# Exercise objective:
Pull out every line with the word "requests".

(Dataset items)
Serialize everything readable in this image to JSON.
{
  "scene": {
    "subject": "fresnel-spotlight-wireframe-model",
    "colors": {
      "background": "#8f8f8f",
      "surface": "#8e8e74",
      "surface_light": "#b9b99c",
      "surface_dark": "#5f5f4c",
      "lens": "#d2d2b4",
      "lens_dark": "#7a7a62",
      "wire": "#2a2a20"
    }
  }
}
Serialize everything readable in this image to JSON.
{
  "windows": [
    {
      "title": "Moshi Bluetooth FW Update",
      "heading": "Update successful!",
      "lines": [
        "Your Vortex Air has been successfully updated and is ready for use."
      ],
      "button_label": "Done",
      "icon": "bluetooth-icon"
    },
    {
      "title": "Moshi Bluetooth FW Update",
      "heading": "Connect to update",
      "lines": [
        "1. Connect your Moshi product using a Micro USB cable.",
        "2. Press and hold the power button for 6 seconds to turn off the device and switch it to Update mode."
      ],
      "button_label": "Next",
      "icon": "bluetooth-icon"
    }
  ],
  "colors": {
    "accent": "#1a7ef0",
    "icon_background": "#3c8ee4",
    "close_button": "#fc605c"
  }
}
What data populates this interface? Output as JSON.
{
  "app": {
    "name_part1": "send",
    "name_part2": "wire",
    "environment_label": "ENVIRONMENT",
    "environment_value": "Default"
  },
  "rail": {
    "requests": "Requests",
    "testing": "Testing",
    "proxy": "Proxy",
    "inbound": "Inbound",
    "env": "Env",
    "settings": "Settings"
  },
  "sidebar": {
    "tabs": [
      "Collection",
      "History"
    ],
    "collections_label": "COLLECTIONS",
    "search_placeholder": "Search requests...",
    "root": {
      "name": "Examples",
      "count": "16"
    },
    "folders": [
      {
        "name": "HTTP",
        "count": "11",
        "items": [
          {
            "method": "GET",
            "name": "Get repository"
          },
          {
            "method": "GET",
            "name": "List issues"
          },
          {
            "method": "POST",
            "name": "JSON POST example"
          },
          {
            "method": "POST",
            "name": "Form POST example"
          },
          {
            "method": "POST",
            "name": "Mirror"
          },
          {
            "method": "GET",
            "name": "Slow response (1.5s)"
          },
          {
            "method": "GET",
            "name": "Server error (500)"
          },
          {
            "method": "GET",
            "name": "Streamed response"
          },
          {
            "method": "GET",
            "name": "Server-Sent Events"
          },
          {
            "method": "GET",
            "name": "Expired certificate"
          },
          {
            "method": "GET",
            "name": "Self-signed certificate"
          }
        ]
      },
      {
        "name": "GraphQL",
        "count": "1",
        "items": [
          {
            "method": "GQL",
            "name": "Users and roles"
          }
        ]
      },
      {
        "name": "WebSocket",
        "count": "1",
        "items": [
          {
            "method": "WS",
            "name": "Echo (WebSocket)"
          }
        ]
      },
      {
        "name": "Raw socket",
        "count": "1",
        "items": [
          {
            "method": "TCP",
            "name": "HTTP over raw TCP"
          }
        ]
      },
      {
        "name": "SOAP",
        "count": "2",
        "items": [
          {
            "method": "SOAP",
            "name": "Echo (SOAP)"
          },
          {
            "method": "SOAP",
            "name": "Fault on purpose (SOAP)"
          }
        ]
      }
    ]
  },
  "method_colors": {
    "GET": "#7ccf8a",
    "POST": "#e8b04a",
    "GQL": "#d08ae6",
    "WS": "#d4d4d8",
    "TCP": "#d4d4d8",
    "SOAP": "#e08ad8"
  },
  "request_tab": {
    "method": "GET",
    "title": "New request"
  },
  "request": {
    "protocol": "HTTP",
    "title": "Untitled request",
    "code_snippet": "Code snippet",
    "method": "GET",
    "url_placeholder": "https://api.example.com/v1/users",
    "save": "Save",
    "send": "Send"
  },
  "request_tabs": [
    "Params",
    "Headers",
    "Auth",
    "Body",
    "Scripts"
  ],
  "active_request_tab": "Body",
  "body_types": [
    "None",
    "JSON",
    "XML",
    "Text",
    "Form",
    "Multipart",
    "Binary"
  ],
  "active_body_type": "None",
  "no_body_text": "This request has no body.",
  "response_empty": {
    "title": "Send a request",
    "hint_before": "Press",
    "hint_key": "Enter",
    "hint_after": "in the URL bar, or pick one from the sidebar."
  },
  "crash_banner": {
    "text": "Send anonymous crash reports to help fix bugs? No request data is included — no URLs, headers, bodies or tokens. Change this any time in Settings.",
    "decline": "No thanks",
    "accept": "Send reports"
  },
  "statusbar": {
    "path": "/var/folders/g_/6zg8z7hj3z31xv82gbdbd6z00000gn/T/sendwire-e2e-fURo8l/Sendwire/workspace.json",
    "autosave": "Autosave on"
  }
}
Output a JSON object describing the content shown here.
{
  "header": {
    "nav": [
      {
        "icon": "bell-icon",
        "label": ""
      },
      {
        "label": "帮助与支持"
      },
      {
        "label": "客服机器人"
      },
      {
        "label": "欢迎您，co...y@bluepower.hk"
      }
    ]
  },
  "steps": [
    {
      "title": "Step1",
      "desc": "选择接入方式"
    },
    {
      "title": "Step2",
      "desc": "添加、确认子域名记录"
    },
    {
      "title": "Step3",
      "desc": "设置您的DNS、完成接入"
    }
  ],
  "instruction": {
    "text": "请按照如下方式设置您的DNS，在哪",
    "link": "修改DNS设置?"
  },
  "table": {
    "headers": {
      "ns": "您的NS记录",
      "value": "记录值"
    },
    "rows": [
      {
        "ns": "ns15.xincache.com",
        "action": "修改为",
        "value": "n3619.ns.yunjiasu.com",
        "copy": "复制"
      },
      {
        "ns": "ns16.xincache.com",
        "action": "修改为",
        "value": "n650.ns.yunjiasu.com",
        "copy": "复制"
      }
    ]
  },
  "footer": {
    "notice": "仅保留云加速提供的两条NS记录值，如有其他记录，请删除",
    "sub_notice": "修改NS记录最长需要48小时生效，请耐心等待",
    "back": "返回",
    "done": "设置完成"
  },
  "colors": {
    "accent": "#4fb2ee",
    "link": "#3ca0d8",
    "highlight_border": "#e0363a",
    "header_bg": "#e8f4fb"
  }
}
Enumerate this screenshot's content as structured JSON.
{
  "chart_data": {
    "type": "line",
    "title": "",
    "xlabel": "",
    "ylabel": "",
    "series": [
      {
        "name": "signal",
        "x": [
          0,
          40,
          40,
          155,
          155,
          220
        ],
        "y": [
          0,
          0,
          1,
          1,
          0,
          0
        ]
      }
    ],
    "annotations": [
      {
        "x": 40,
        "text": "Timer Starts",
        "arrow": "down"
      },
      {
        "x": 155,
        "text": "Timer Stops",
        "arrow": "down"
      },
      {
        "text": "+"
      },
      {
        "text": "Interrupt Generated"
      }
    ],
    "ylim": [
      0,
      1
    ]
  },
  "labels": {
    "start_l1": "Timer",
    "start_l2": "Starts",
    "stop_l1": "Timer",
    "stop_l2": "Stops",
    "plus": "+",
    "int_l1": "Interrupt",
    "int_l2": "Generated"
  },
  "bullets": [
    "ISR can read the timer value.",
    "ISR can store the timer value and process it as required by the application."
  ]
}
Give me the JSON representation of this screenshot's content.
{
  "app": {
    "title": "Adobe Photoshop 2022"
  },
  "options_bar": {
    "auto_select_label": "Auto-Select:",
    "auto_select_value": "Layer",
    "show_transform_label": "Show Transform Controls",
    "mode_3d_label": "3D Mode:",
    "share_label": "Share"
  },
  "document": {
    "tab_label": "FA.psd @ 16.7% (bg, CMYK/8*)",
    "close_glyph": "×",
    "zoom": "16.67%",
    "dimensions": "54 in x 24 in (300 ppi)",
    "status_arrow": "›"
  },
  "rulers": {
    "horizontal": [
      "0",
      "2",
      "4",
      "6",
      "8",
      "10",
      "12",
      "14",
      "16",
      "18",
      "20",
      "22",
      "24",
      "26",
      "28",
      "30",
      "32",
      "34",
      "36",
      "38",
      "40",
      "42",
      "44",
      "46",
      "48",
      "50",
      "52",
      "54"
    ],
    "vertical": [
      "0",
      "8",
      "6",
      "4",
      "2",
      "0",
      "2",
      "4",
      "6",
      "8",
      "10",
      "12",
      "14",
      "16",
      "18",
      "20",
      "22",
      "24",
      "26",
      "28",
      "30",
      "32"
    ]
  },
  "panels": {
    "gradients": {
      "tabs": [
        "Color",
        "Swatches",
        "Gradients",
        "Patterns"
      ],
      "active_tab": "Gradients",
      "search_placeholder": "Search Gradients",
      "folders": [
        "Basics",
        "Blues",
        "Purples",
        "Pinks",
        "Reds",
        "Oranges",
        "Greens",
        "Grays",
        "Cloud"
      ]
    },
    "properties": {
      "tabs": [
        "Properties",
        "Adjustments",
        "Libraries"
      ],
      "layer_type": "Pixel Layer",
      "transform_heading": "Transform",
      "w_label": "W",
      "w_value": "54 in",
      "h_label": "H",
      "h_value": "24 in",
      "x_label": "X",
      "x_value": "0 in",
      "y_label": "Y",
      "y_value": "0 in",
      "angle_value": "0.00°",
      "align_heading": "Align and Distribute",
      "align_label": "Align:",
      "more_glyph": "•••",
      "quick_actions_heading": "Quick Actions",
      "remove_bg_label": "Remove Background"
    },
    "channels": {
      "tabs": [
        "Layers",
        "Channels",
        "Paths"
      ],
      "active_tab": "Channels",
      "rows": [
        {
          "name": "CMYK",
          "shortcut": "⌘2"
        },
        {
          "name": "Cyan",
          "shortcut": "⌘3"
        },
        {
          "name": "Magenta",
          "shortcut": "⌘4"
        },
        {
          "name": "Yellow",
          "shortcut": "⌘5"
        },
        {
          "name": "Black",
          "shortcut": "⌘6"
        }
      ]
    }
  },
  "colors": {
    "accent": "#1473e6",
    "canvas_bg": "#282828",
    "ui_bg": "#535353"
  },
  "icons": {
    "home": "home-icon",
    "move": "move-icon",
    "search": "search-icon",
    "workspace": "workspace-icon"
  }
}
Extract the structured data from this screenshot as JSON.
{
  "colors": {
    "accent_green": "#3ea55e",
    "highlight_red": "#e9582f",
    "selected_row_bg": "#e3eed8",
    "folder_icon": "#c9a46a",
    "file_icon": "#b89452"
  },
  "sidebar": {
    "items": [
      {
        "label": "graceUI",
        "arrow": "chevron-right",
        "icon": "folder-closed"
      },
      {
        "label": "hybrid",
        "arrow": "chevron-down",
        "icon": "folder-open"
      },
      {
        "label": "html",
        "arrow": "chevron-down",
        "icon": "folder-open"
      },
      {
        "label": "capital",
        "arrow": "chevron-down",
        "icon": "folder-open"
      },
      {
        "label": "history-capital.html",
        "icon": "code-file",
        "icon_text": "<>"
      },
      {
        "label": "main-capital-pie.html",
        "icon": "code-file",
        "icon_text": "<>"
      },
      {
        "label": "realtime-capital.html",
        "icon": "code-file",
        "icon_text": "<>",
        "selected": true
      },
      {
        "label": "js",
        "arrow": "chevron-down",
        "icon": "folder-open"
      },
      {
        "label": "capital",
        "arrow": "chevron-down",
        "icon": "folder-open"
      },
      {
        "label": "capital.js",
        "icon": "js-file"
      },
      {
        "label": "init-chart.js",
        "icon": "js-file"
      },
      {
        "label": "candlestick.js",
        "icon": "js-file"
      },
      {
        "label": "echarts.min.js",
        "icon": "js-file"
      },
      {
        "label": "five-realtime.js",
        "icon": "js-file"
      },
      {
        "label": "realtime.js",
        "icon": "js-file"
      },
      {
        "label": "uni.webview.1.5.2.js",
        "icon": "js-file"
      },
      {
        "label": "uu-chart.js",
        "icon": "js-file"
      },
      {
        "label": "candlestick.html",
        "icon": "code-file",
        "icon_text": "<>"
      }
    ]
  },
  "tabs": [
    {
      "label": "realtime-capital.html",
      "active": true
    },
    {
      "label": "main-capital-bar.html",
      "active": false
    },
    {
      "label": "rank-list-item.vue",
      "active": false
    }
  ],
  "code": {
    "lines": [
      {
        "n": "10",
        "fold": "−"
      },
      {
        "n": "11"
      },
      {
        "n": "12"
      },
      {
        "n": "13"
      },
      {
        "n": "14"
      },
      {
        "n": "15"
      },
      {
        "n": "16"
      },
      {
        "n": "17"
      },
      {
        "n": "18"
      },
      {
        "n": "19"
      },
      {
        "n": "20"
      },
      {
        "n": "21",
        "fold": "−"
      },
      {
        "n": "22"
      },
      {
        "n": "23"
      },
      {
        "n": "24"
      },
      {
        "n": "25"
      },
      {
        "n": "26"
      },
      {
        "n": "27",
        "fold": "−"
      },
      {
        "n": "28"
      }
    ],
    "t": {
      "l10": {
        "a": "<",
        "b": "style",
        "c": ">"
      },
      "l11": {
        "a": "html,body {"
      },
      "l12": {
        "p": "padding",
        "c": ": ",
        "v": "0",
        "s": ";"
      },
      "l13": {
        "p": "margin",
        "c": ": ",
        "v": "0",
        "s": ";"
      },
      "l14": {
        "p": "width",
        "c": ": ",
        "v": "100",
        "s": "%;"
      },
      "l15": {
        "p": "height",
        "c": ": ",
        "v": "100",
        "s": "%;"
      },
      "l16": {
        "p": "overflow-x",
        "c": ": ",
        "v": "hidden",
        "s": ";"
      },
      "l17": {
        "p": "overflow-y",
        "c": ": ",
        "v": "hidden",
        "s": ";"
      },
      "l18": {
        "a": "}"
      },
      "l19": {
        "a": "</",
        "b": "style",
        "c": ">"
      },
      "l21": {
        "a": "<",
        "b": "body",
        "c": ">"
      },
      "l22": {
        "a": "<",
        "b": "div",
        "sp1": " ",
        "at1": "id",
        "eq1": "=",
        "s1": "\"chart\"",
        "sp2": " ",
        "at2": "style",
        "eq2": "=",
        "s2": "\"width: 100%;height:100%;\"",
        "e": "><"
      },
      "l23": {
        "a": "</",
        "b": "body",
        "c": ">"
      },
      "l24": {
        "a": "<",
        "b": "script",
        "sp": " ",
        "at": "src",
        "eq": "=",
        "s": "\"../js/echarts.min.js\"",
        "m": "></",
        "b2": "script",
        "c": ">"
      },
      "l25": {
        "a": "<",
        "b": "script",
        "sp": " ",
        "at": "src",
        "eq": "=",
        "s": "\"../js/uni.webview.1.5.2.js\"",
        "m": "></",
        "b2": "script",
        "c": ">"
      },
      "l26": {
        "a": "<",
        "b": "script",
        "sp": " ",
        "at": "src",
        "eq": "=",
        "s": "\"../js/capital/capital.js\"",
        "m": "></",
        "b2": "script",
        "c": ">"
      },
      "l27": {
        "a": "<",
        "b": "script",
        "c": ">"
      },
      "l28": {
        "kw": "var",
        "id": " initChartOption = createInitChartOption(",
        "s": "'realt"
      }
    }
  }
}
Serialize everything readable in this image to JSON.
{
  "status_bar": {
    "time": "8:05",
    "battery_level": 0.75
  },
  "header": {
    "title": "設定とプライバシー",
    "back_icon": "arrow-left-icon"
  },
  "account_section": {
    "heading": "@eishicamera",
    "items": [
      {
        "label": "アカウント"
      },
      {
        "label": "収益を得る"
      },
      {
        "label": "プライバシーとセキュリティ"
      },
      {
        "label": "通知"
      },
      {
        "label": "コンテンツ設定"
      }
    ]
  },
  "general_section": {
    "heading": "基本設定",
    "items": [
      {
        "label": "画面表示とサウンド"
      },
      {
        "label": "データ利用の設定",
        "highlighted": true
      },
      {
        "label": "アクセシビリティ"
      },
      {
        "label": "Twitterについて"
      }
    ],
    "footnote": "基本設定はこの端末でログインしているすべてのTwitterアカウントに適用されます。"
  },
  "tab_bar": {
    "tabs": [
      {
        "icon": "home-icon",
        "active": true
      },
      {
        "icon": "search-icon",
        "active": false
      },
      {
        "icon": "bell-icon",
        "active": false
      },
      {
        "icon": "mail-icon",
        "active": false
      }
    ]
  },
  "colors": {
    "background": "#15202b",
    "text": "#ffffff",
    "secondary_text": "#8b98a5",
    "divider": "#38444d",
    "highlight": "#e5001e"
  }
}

# Worked answer:
    "requests": "Requests",
    "search_placeholder": "Search requests...",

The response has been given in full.